### REQUIREMENT
Every line that includes the word "JSON" is to be listed.
# START OF DATASET
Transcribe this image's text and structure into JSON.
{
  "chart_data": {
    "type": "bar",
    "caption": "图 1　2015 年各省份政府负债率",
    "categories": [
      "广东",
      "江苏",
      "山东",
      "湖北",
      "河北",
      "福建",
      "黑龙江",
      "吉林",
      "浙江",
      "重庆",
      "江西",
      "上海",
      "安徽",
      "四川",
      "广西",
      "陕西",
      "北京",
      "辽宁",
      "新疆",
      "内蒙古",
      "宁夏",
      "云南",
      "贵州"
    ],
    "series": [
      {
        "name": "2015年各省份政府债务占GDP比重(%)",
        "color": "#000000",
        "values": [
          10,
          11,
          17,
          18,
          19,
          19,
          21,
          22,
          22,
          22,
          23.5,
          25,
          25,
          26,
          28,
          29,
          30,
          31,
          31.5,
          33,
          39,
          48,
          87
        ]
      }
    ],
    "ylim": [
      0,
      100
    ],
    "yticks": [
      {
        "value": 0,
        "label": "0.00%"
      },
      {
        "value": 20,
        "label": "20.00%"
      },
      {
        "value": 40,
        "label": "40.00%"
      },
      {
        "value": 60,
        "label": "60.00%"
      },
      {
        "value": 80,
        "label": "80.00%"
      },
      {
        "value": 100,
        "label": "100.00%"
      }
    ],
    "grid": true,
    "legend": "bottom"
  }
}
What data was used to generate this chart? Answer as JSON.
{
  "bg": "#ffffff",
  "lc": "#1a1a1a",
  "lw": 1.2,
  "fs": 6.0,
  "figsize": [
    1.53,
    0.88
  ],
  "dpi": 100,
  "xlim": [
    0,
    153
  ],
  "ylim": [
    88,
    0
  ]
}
# END OF DATASET
### SOLVED EXERCISE
Transcribe this image's text and structure into JSON.
What data was used to generate this chart? Answer as JSON.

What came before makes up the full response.